▶ **Provided data**:

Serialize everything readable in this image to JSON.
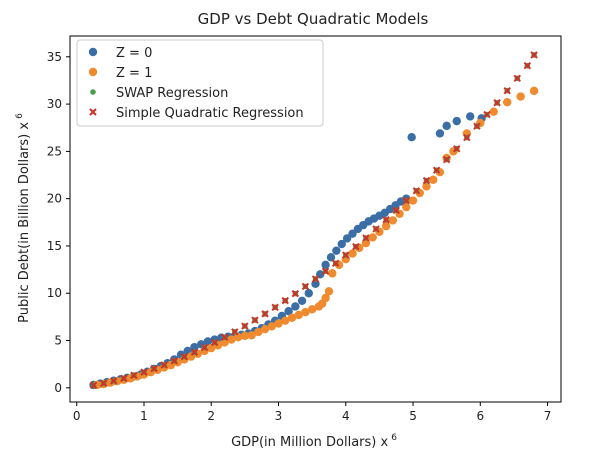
{
  "chart_data": {
    "type": "scatter",
    "title": "GDP vs Debt Quadratic Models",
    "xlabel": "GDP(in Million Dollars) x",
    "xlabel_exp": "6",
    "ylabel": "Public Debt(in Billion Dollars) x",
    "ylabel_exp": "6",
    "xlim": [
      -0.1,
      7.2
    ],
    "ylim": [
      -1.5,
      37.2
    ],
    "xticks": [
      0,
      1,
      2,
      3,
      4,
      5,
      6,
      7
    ],
    "yticks": [
      0,
      5,
      10,
      15,
      20,
      25,
      30,
      35
    ],
    "grid": false,
    "legend_position": "top-left",
    "series": [
      {
        "name": "Z = 0",
        "marker": "circle",
        "color": "#3a6ea5",
        "points": [
          [
            0.25,
            0.3
          ],
          [
            0.35,
            0.45
          ],
          [
            0.45,
            0.6
          ],
          [
            0.55,
            0.75
          ],
          [
            0.65,
            0.9
          ],
          [
            0.75,
            1.05
          ],
          [
            0.85,
            1.2
          ],
          [
            0.95,
            1.4
          ],
          [
            1.05,
            1.7
          ],
          [
            1.15,
            2.0
          ],
          [
            1.25,
            2.3
          ],
          [
            1.35,
            2.6
          ],
          [
            1.45,
            3.0
          ],
          [
            1.55,
            3.5
          ],
          [
            1.65,
            3.9
          ],
          [
            1.75,
            4.3
          ],
          [
            1.85,
            4.6
          ],
          [
            1.95,
            4.9
          ],
          [
            2.05,
            5.1
          ],
          [
            2.15,
            5.3
          ],
          [
            2.25,
            5.4
          ],
          [
            2.35,
            5.5
          ],
          [
            2.45,
            5.6
          ],
          [
            2.55,
            5.75
          ],
          [
            2.65,
            6.0
          ],
          [
            2.75,
            6.3
          ],
          [
            2.85,
            6.7
          ],
          [
            2.95,
            7.1
          ],
          [
            3.05,
            7.6
          ],
          [
            3.15,
            8.1
          ],
          [
            3.25,
            8.6
          ],
          [
            3.35,
            9.2
          ],
          [
            3.45,
            10.0
          ],
          [
            3.55,
            11.0
          ],
          [
            3.62,
            12.0
          ],
          [
            3.7,
            13.0
          ],
          [
            3.78,
            13.8
          ],
          [
            3.86,
            14.5
          ],
          [
            3.94,
            15.2
          ],
          [
            4.02,
            15.8
          ],
          [
            4.1,
            16.3
          ],
          [
            4.18,
            16.8
          ],
          [
            4.26,
            17.2
          ],
          [
            4.34,
            17.6
          ],
          [
            4.42,
            17.9
          ],
          [
            4.5,
            18.2
          ],
          [
            4.58,
            18.5
          ],
          [
            4.66,
            18.9
          ],
          [
            4.74,
            19.3
          ],
          [
            4.82,
            19.7
          ],
          [
            4.9,
            20.0
          ],
          [
            4.98,
            26.5
          ],
          [
            5.4,
            26.9
          ],
          [
            5.5,
            27.7
          ],
          [
            5.65,
            28.2
          ],
          [
            5.85,
            28.7
          ],
          [
            6.02,
            28.5
          ]
        ]
      },
      {
        "name": "Z = 1",
        "marker": "circle",
        "color": "#f08a2e",
        "points": [
          [
            0.3,
            0.3
          ],
          [
            0.4,
            0.4
          ],
          [
            0.5,
            0.55
          ],
          [
            0.6,
            0.7
          ],
          [
            0.7,
            0.85
          ],
          [
            0.8,
            1.0
          ],
          [
            0.9,
            1.2
          ],
          [
            1.0,
            1.4
          ],
          [
            1.1,
            1.65
          ],
          [
            1.2,
            1.9
          ],
          [
            1.3,
            2.15
          ],
          [
            1.4,
            2.4
          ],
          [
            1.5,
            2.7
          ],
          [
            1.6,
            3.0
          ],
          [
            1.7,
            3.3
          ],
          [
            1.8,
            3.6
          ],
          [
            1.9,
            3.9
          ],
          [
            2.0,
            4.2
          ],
          [
            2.1,
            4.5
          ],
          [
            2.2,
            4.8
          ],
          [
            2.3,
            5.1
          ],
          [
            2.4,
            5.35
          ],
          [
            2.5,
            5.5
          ],
          [
            2.6,
            5.55
          ],
          [
            2.7,
            5.9
          ],
          [
            2.8,
            6.2
          ],
          [
            2.9,
            6.5
          ],
          [
            3.0,
            6.8
          ],
          [
            3.1,
            7.1
          ],
          [
            3.2,
            7.4
          ],
          [
            3.3,
            7.7
          ],
          [
            3.4,
            8.0
          ],
          [
            3.5,
            8.3
          ],
          [
            3.6,
            8.6
          ],
          [
            3.65,
            8.9
          ],
          [
            3.7,
            9.5
          ],
          [
            3.75,
            10.2
          ],
          [
            3.8,
            12.1
          ],
          [
            3.9,
            13.0
          ],
          [
            4.0,
            13.6
          ],
          [
            4.1,
            14.2
          ],
          [
            4.2,
            14.8
          ],
          [
            4.3,
            15.3
          ],
          [
            4.4,
            15.9
          ],
          [
            4.5,
            16.5
          ],
          [
            4.6,
            17.1
          ],
          [
            4.7,
            17.7
          ],
          [
            4.8,
            18.4
          ],
          [
            4.9,
            19.1
          ],
          [
            5.0,
            19.8
          ],
          [
            5.1,
            20.6
          ],
          [
            5.2,
            21.3
          ],
          [
            5.3,
            22.0
          ],
          [
            5.4,
            22.8
          ],
          [
            5.5,
            24.3
          ],
          [
            5.6,
            25.0
          ],
          [
            5.8,
            26.9
          ],
          [
            6.0,
            28.0
          ],
          [
            6.2,
            29.2
          ],
          [
            6.4,
            30.2
          ],
          [
            6.6,
            30.8
          ],
          [
            6.8,
            31.4
          ]
        ]
      },
      {
        "name": "SWAP Regression",
        "marker": "dot",
        "color": "#4a9e4a",
        "points": [
          [
            0.25,
            0.26
          ],
          [
            0.4,
            0.48
          ],
          [
            0.55,
            0.73
          ],
          [
            0.7,
            1.01
          ],
          [
            0.85,
            1.32
          ],
          [
            1.0,
            1.66
          ],
          [
            1.15,
            2.03
          ],
          [
            1.3,
            2.42
          ],
          [
            1.45,
            2.84
          ],
          [
            1.6,
            3.29
          ],
          [
            1.75,
            3.76
          ],
          [
            1.9,
            4.26
          ],
          [
            2.05,
            4.79
          ],
          [
            2.2,
            5.34
          ],
          [
            2.35,
            5.92
          ],
          [
            2.5,
            6.53
          ],
          [
            2.65,
            7.16
          ],
          [
            2.8,
            7.82
          ],
          [
            2.95,
            8.51
          ],
          [
            3.1,
            9.22
          ],
          [
            3.25,
            9.96
          ],
          [
            3.4,
            10.72
          ],
          [
            3.55,
            11.51
          ],
          [
            3.7,
            12.33
          ],
          [
            3.85,
            13.17
          ],
          [
            4.0,
            14.04
          ],
          [
            4.15,
            14.93
          ],
          [
            4.3,
            15.85
          ],
          [
            4.45,
            16.8
          ],
          [
            4.6,
            17.77
          ],
          [
            4.75,
            18.76
          ],
          [
            4.9,
            19.79
          ],
          [
            5.05,
            20.83
          ],
          [
            5.2,
            21.91
          ],
          [
            5.35,
            23.01
          ],
          [
            5.5,
            24.13
          ],
          [
            5.65,
            25.28
          ],
          [
            5.8,
            26.46
          ],
          [
            5.95,
            27.66
          ],
          [
            6.1,
            28.89
          ],
          [
            6.25,
            30.14
          ],
          [
            6.4,
            31.42
          ],
          [
            6.55,
            32.73
          ],
          [
            6.7,
            34.06
          ],
          [
            6.8,
            35.2
          ]
        ]
      },
      {
        "name": "Simple Quadratic Regression",
        "marker": "x",
        "color": "#d0302a",
        "points": [
          [
            0.25,
            0.26
          ],
          [
            0.4,
            0.48
          ],
          [
            0.55,
            0.73
          ],
          [
            0.7,
            1.01
          ],
          [
            0.85,
            1.32
          ],
          [
            1.0,
            1.66
          ],
          [
            1.15,
            2.03
          ],
          [
            1.3,
            2.42
          ],
          [
            1.45,
            2.84
          ],
          [
            1.6,
            3.29
          ],
          [
            1.75,
            3.76
          ],
          [
            1.9,
            4.26
          ],
          [
            2.05,
            4.79
          ],
          [
            2.2,
            5.34
          ],
          [
            2.35,
            5.92
          ],
          [
            2.5,
            6.53
          ],
          [
            2.65,
            7.16
          ],
          [
            2.8,
            7.82
          ],
          [
            2.95,
            8.51
          ],
          [
            3.1,
            9.22
          ],
          [
            3.25,
            9.96
          ],
          [
            3.4,
            10.72
          ],
          [
            3.55,
            11.51
          ],
          [
            3.7,
            12.33
          ],
          [
            3.85,
            13.17
          ],
          [
            4.0,
            14.04
          ],
          [
            4.15,
            14.93
          ],
          [
            4.3,
            15.85
          ],
          [
            4.45,
            16.8
          ],
          [
            4.6,
            17.77
          ],
          [
            4.75,
            18.76
          ],
          [
            4.9,
            19.79
          ],
          [
            5.05,
            20.83
          ],
          [
            5.2,
            21.91
          ],
          [
            5.35,
            23.01
          ],
          [
            5.5,
            24.13
          ],
          [
            5.65,
            25.28
          ],
          [
            5.8,
            26.46
          ],
          [
            5.95,
            27.66
          ],
          [
            6.1,
            28.89
          ],
          [
            6.25,
            30.14
          ],
          [
            6.4,
            31.42
          ],
          [
            6.55,
            32.73
          ],
          [
            6.7,
            34.06
          ],
          [
            6.8,
            35.2
          ]
        ]
      }
    ]
  }
}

▶ **Problem description**:
Of the lines above, copy each that contains "marker".

▶ **Written response**:
        "marker": "circle",
        "marker": "circle",
        "marker": "dot",
        "marker": "x",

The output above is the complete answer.